§ **TASK OBJECTIVE**:
Print all entries precisely as they are written.

§ **DATA FOR THIS TASK**:
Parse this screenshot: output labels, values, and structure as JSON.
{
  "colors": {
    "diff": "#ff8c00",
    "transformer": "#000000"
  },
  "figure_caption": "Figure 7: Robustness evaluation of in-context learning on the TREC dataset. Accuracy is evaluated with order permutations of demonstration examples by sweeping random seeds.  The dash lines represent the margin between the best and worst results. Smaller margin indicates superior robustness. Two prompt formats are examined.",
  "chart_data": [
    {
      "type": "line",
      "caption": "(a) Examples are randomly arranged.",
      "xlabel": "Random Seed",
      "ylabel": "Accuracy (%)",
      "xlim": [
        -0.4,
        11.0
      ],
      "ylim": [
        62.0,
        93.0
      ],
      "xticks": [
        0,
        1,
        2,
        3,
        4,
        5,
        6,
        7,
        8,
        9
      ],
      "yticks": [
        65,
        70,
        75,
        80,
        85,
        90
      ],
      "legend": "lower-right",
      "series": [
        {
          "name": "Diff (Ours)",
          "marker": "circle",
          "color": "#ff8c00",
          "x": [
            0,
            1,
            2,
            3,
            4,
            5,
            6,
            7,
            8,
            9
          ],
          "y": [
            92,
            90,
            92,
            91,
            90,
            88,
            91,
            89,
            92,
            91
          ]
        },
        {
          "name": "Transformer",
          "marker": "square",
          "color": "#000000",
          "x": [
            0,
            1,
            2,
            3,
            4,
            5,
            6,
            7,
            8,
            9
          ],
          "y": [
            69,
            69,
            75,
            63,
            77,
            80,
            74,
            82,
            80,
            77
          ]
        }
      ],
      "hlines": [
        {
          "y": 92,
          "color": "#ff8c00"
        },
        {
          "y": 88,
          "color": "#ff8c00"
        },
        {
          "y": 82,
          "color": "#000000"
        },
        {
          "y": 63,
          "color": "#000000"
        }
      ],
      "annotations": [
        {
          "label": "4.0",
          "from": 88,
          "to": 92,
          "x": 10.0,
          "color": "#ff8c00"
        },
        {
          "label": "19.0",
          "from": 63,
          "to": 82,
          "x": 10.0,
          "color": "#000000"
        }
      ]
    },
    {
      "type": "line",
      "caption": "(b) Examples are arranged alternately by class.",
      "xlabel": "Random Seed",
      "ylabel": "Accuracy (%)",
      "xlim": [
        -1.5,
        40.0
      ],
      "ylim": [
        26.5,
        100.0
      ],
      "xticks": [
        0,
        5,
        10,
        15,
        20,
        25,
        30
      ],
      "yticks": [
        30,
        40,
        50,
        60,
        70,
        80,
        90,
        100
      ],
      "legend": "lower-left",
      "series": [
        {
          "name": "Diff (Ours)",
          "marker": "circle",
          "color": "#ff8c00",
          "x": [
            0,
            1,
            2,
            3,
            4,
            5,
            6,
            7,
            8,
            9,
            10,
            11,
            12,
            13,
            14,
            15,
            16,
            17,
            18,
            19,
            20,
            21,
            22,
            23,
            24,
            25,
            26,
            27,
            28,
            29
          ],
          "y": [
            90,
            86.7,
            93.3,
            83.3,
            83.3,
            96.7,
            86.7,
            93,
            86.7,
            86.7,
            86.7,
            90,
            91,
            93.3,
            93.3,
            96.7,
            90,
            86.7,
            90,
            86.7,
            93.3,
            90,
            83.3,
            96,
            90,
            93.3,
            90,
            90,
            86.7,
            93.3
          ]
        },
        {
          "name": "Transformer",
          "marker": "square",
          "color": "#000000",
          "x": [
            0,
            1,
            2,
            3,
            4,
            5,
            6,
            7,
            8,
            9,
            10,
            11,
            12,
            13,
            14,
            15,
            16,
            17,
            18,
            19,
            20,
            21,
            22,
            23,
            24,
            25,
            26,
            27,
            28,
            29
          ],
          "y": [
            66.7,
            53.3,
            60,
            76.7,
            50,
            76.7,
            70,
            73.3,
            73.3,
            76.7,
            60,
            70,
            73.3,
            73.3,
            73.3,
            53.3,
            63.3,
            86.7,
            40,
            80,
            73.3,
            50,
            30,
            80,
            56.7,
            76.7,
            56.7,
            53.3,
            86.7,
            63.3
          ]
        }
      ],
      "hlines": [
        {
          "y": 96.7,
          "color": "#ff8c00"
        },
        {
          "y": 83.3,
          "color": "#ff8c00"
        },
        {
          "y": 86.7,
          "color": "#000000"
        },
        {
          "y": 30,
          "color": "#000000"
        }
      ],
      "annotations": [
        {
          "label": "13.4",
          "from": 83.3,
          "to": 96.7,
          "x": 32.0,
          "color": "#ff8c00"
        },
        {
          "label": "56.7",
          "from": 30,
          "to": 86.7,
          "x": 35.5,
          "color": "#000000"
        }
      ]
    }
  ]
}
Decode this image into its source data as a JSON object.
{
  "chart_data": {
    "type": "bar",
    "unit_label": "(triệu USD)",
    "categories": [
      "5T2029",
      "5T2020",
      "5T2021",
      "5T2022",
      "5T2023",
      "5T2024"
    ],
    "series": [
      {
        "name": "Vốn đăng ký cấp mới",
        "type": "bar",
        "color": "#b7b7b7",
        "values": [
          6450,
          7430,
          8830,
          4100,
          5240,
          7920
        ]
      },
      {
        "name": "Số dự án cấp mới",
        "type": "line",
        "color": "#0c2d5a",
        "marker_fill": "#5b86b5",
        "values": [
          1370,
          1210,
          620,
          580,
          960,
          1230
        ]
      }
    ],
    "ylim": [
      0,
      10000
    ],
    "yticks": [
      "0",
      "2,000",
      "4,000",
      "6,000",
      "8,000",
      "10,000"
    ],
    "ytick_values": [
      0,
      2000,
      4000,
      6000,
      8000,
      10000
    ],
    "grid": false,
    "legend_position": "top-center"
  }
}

§ **TASK ANSWER**:
Parse this screenshot: output labels, values, and structure as JSON.
{
  "colors": {
    "diff": "#ff8c00",
    "transformer": "#000000"
  },
  "figure_caption": "Figure 7: Robustness evaluation of in-context learning on the TREC dataset. Accuracy is evaluated with order permutations of demonstration examples by sweeping random seeds.  The dash lines represent the margin between the best and worst results. Smaller margin indicates superior robustness. Two prompt formats are examined.",
  "chart_data": [
    {
      "type": "line",
      "caption": "(a) Examples are randomly arranged.",
      "xlabel": "Random Seed",
      "ylabel": "Accuracy (%)",
      "xlim": [
        -0.4,
        11.0
      ],
      "ylim": [
        62.0,
        93.0
      ],
      "xticks": [
        0,
        1,
        2,
        3,
        4,
        5,
        6,
        7,
        8,
        9
      ],
      "yticks": [
        65,
        70,
        75,
        80,
        85,
        90
      ],
      "legend": "lower-right",
      "series": [
        {
          "name": "Diff (Ours)",
          "marker": "circle",
          "color": "#ff8c00",
          "x": [
            0,
            1,
            2,
            3,
            4,
            5,
            6,
            7,
            8,
            9
          ],
          "y": [
            92,
            90,
            92,
            91,
            90,
            88,
            91,
            89,
            92,
            91
          ]
        },
        {
          "name": "Transformer",
          "marker": "square",
          "color": "#000000",
          "x": [
            0,
            1,
            2,
            3,
            4,
            5,
            6,
            7,
            8,
            9
          ],
          "y": [
            69,
            69,
            75,
            63,
            77,
            80,
            74,
            82,
            80,
            77
          ]
        }
      ],
      "hlines": [
        {
          "y": 92,
          "color": "#ff8c00"
        },
        {
          "y": 88,
          "color": "#ff8c00"
        },
        {
          "y": 82,
          "color": "#000000"
        },
        {
          "y": 63,
          "color": "#000000"
        }
      ],
      "annotations": [
        {
          "label": "4.0",
          "from": 88,
          "to": 92,
          "x": 10.0,
          "color": "#ff8c00"
        },
        {
          "label": "19.0",
          "from": 63,
          "to": 82,
          "x": 10.0,
          "color": "#000000"
        }
      ]
    },
    {
      "type": "line",
      "caption": "(b) Examples are arranged alternately by class.",
      "xlabel": "Random Seed",
      "ylabel": "Accuracy (%)",
      "xlim": [
        -1.5,
        40.0
      ],
      "ylim": [
        26.5,
        100.0
      ],
      "xticks": [
        0,
        5,
        10,
        15,
        20,
        25,
        30
      ],
      "yticks": [
        30,
        40,
        50,
        60,
        70,
        80,
        90,
        100
      ],
      "legend": "lower-left",
      "series": [
        {
          "name": "Diff (Ours)",
          "marker": "circle",
          "color": "#ff8c00",
          "x": [
            0,
            1,
            2,
            3,
            4,
            5,
            6,
            7,
            8,
            9,
            10,
            11,
            12,
            13,
            14,
            15,
            16,
            17,
            18,
            19,
            20,
            21,
            22,
            23,
            24,
            25,
            26,
            27,
            28,
            29
          ],
          "y": [
            90,
            86.7,
            93.3,
            83.3,
            83.3,
            96.7,
            86.7,
            93,
            86.7,
            86.7,
            86.7,
            90,
            91,
            93.3,
            93.3,
            96.7,
            90,
            86.7,
            90,
            86.7,
            93.3,
            90,
            83.3,
            96,
            90,
            93.3,
            90,
            90,
            86.7,
            93.3
          ]
        },
        {
          "name": "Transformer",
          "marker": "square",
          "color": "#000000",
          "x": [
            0,
            1,
            2,
            3,
            4,
            5,
            6,
            7,
            8,
            9,
            10,
            11,
            12,
            13,
            14,
            15,
            16,
            17,
            18,
            19,
            20,
            21,
            22,
            23,
            24,
            25,
            26,
            27,
            28,
            29
          ],
          "y": [
            66.7,
            53.3,
            60,
            76.7,
            50,
            76.7,
            70,
            73.3,
            73.3,
            76.7,
            60,
            70,
            73.3,
            73.3,
            73.3,
            53.3,
            63.3,
            86.7,
            40,
            80,
            73.3,
            50,
            30,
            80,
            56.7,
            76.7,
            56.7,
            53.3,
            86.7,
            63.3
          ]
        }
      ],
      "hlines": [
        {
          "y": 96.7,
          "color": "#ff8c00"
        },
        {
          "y": 83.3,
          "color": "#ff8c00"
        },
        {
          "y": 86.7,
          "color": "#000000"
        },
        {
          "y": 30,
          "color": "#000000"
        }
      ],
      "annotations": [
        {
          "label": "13.4",
          "from": 83.3,
          "to": 96.7,
          "x": 32.0,
          "color": "#ff8c00"
        },
        {
          "label": "56.7",
          "from": 30,
          "to": 86.7,
          "x": 35.5,
          "color": "#000000"
        }
      ]
    }
  ]
}
Decode this image into its source data as a JSON object.
{
  "chart_data": {
    "type": "bar",
    "unit_label": "(triệu USD)",
    "categories": [
      "5T2029",
      "5T2020",
      "5T2021",
      "5T2022",
      "5T2023",
      "5T2024"
    ],
    "series": [
      {
        "name": "Vốn đăng ký cấp mới",
        "type": "bar",
        "color": "#b7b7b7",
        "values": [
          6450,
          7430,
          8830,
          4100,
          5240,
          7920
        ]
      },
      {
        "name": "Số dự án cấp mới",
        "type": "line",
        "color": "#0c2d5a",
        "marker_fill": "#5b86b5",
        "values": [
          1370,
          1210,
          620,
          580,
          960,
          1230
        ]
      }
    ],
    "ylim": [
      0,
      10000
    ],
    "yticks": [
      "0",
      "2,000",
      "4,000",
      "6,000",
      "8,000",
      "10,000"
    ],
    "ytick_values": [
      0,
      2000,
      4000,
      6000,
      8000,
      10000
    ],
    "grid": false,
    "legend_position": "top-center"
  }
}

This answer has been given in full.